(Items listed in a dataset)
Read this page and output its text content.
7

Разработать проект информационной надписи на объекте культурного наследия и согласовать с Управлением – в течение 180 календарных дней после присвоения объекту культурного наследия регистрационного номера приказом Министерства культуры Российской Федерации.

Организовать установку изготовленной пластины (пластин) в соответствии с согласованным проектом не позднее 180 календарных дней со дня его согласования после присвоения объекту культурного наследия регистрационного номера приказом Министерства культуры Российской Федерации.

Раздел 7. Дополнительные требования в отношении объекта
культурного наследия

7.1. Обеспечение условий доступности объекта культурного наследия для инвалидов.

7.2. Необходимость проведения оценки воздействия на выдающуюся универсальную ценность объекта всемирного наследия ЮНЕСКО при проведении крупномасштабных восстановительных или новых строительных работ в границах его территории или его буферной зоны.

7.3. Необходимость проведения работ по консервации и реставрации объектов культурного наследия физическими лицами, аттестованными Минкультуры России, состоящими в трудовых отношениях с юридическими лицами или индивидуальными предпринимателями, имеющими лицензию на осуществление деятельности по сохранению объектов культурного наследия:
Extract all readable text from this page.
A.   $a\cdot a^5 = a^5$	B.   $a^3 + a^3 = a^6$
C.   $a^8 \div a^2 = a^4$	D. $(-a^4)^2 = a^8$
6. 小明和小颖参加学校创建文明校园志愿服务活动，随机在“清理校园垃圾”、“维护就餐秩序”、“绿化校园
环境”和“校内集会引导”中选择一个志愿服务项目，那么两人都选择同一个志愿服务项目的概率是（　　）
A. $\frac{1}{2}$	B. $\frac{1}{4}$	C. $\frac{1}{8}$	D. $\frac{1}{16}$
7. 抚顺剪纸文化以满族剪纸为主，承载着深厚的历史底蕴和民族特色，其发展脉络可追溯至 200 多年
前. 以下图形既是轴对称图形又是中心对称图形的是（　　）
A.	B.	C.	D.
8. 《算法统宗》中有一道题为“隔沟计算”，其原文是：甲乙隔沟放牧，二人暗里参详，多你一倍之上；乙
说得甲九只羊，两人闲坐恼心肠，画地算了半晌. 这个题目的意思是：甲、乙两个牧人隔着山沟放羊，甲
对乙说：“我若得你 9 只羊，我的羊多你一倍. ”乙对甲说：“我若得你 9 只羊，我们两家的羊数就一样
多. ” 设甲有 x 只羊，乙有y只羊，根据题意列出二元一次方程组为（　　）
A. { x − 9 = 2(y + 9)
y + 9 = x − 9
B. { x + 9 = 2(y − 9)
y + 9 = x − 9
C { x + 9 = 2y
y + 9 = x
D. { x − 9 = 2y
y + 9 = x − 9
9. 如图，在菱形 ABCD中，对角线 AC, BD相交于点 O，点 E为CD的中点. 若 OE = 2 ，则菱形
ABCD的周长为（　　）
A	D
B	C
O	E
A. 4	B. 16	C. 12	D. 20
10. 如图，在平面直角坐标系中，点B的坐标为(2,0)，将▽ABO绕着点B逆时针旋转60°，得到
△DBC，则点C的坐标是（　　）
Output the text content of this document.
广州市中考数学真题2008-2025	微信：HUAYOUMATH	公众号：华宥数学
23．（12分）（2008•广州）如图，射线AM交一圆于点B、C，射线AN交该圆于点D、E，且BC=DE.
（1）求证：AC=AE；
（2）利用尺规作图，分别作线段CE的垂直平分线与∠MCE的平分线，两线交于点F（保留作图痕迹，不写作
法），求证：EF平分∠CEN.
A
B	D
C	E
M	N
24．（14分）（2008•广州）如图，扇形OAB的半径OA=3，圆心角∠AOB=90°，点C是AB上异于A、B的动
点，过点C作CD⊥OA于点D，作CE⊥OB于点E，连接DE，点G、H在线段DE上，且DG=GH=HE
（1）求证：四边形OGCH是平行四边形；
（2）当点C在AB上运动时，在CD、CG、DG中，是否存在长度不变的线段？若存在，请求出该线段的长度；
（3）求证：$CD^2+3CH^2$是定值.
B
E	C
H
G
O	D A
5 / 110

- **Task instructions**: Looking at the material above, count the lines containing the string "content" and reply with the count alone.

- **Task result**: 2